» **What you have to do**
From the entries below, extract every line that includes the word "وابن".

» **Material**
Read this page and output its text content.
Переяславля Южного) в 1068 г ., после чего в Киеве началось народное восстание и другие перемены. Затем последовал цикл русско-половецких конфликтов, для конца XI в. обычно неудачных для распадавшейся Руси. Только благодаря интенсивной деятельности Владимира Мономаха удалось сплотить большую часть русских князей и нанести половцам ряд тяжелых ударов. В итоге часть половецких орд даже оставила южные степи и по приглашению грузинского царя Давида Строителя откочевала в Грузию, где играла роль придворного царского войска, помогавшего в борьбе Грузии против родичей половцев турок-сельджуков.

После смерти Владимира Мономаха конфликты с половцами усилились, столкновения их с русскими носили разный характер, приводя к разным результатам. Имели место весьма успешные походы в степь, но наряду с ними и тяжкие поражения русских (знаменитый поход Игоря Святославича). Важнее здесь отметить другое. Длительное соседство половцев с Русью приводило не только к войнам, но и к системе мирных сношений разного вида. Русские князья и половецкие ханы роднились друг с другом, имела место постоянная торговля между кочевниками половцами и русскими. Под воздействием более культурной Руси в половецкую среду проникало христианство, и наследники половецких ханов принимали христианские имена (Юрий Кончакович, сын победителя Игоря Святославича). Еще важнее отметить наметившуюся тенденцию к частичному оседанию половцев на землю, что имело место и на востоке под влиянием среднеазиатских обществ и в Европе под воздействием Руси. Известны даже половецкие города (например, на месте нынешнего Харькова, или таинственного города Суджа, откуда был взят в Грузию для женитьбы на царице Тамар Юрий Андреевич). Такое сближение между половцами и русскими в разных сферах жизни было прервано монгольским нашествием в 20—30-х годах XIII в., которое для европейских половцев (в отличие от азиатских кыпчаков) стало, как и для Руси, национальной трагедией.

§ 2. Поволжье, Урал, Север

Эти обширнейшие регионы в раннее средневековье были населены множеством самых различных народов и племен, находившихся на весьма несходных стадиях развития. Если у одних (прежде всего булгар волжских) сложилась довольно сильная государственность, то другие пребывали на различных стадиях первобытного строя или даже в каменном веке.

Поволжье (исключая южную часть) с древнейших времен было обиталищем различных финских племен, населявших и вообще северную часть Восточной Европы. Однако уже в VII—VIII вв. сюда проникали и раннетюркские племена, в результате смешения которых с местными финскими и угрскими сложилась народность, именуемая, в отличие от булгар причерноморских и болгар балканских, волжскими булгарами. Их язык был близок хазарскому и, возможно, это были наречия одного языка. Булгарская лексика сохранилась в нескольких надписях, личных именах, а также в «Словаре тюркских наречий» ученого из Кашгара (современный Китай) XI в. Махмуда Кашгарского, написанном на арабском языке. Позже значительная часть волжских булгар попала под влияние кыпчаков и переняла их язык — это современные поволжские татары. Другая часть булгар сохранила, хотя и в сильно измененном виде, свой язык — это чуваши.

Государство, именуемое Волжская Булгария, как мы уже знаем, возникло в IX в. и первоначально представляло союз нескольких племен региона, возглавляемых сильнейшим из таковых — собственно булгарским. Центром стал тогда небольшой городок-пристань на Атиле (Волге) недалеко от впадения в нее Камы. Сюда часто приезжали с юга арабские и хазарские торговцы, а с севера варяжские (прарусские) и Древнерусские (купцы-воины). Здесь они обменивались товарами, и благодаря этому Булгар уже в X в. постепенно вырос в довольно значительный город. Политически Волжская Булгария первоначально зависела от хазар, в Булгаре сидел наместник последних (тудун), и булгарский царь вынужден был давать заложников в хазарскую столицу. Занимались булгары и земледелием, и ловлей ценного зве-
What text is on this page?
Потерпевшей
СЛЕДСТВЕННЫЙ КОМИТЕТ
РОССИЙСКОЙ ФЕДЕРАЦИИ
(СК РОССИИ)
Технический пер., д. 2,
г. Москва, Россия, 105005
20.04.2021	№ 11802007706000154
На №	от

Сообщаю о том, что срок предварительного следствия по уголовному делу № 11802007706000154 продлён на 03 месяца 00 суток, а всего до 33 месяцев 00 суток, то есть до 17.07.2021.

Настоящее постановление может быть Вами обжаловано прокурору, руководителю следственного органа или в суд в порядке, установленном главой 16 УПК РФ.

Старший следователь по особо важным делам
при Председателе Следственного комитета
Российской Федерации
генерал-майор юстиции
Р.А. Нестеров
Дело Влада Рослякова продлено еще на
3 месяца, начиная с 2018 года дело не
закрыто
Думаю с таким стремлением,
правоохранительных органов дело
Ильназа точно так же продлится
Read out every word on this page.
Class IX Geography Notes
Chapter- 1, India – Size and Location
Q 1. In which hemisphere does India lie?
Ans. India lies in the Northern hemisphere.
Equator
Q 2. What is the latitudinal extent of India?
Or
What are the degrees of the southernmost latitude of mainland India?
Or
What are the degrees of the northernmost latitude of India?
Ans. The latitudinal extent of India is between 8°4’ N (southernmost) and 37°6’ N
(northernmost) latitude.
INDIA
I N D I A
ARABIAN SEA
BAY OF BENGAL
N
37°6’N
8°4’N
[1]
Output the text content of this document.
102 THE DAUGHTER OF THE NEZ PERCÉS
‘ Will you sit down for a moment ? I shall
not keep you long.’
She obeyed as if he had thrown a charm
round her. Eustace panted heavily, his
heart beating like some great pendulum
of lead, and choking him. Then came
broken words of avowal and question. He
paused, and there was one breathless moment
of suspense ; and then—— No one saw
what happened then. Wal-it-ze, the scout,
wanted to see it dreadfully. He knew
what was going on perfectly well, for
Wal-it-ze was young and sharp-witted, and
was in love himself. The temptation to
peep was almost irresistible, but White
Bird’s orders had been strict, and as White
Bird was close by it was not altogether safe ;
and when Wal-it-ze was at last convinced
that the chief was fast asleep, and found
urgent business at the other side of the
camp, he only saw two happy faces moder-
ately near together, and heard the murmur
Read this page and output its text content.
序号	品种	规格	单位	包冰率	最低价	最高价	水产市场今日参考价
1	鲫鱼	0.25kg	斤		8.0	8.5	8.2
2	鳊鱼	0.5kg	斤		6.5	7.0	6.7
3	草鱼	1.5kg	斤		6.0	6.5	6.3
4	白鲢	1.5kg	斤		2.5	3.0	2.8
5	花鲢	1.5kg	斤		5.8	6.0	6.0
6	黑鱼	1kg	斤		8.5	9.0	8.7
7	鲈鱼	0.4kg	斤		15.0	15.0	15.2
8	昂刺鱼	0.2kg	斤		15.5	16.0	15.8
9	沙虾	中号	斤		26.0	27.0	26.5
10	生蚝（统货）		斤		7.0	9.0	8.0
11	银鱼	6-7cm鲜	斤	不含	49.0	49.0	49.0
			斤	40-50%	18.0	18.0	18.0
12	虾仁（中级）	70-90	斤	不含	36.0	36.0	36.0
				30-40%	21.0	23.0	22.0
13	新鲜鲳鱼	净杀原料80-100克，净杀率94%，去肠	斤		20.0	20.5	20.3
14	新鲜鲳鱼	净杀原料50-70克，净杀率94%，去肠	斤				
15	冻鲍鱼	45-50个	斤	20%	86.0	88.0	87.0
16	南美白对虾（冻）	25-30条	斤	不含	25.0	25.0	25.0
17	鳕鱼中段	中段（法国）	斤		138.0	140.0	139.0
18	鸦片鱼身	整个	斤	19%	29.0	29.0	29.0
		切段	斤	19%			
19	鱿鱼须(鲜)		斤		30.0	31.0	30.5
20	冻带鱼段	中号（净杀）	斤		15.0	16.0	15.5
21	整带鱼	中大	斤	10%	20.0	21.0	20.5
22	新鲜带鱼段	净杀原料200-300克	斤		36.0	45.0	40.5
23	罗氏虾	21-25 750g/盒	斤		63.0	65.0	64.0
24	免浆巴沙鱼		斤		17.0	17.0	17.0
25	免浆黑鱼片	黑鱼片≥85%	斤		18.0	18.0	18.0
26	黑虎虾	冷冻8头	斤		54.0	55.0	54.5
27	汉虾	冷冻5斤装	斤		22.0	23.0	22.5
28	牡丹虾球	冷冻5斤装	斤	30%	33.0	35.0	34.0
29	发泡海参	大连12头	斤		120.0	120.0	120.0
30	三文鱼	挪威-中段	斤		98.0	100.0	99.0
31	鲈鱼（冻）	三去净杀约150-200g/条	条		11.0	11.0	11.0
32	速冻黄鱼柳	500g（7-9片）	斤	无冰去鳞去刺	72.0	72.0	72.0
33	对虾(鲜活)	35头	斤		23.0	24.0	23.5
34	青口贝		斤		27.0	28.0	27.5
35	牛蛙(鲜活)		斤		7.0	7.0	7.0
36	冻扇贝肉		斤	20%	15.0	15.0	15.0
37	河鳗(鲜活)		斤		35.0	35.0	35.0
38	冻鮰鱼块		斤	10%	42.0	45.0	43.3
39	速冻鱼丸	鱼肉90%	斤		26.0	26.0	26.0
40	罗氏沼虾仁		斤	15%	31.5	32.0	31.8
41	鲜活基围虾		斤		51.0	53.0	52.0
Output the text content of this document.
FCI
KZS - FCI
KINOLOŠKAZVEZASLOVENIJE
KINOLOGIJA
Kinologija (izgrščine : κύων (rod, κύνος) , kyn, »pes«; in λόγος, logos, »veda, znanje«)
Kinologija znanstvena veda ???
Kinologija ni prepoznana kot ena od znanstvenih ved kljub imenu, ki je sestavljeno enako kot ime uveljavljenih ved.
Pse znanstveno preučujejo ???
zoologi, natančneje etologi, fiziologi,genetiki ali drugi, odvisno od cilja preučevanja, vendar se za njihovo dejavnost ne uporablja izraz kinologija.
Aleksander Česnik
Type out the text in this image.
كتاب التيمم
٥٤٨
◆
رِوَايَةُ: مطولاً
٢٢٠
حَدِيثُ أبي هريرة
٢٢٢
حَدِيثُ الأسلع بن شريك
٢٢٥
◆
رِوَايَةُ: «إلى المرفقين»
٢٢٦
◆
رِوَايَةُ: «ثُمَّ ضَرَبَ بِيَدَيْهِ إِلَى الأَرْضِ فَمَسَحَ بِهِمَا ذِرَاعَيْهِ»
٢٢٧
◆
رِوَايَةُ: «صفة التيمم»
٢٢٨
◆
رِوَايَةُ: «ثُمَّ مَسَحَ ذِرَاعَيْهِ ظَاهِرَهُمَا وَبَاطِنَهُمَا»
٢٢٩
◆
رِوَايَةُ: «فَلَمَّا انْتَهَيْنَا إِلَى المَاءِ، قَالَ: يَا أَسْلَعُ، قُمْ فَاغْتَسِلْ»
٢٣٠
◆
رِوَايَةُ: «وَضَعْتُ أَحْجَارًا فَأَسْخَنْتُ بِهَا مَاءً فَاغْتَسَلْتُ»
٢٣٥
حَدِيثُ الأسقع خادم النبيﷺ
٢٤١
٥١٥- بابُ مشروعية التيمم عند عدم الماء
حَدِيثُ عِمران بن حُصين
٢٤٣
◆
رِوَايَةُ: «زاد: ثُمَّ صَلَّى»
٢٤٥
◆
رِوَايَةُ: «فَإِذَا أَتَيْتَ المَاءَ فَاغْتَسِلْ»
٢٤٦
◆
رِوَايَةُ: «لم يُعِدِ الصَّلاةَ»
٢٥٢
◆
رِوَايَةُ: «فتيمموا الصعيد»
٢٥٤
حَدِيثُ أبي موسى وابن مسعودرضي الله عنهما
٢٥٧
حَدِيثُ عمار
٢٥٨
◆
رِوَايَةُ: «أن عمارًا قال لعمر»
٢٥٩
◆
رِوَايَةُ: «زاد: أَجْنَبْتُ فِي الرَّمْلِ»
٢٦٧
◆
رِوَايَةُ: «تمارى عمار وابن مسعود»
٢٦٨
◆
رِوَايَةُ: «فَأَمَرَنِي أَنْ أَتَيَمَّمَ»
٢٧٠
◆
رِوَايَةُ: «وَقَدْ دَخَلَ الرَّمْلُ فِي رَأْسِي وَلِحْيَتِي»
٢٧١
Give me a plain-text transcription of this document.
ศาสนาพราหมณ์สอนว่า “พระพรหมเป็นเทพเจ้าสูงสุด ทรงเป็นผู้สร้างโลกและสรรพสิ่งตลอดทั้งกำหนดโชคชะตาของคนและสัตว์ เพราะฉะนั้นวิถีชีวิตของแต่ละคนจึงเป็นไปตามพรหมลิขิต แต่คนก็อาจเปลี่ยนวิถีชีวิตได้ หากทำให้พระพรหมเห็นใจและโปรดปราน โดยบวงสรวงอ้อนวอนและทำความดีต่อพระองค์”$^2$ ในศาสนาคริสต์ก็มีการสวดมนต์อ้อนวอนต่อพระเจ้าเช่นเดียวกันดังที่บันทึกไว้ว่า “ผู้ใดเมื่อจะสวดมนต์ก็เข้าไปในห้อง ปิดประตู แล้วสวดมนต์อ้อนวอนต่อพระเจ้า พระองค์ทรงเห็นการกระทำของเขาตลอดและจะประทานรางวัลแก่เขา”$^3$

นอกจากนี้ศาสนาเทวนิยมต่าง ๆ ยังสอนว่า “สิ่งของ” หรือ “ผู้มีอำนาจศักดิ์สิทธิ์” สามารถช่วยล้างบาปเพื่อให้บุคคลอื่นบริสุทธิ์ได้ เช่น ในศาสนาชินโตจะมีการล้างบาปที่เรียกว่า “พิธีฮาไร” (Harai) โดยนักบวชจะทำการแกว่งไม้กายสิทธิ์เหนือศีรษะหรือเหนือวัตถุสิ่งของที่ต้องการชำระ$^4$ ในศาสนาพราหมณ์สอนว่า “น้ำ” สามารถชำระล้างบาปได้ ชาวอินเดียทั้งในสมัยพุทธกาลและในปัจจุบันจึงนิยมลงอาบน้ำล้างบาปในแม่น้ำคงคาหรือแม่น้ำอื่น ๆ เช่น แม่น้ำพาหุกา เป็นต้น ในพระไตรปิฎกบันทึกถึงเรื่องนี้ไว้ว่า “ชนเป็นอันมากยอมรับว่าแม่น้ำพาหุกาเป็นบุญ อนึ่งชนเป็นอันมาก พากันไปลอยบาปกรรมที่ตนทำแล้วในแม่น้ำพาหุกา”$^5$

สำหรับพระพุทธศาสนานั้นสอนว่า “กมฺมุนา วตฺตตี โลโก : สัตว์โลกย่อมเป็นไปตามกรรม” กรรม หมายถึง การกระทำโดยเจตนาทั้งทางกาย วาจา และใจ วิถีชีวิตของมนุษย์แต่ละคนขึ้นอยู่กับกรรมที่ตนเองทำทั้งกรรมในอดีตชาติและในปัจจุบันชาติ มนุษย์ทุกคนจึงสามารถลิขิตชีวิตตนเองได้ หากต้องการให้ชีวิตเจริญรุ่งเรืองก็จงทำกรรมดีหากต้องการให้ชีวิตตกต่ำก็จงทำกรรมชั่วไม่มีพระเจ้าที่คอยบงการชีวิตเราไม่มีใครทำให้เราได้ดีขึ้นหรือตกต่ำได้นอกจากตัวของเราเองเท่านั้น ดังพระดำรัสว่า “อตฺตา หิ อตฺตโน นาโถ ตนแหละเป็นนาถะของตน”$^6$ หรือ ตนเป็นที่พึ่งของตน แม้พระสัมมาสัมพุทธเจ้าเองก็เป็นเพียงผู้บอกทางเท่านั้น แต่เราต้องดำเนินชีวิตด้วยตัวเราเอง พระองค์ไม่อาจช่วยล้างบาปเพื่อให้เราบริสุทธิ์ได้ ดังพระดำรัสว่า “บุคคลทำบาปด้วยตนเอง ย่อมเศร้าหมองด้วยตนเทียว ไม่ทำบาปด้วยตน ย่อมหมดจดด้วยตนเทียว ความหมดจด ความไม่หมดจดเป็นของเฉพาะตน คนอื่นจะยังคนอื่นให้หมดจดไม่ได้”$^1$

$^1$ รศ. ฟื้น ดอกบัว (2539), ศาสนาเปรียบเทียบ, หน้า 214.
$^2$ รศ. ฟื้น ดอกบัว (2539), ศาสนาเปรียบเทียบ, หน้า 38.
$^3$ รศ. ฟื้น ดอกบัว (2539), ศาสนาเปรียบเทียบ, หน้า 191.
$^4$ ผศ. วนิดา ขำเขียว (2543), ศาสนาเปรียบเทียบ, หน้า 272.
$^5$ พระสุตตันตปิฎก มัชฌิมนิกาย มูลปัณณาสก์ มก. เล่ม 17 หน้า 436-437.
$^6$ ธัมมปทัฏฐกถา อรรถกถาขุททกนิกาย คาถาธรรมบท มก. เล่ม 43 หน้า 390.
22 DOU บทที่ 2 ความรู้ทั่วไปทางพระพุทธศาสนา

» **Task output**
حَدِيثُ أبي موسى وابن مسعودرضي الله عنهما
رِوَايَةُ: «تمارى عمار وابن مسعود»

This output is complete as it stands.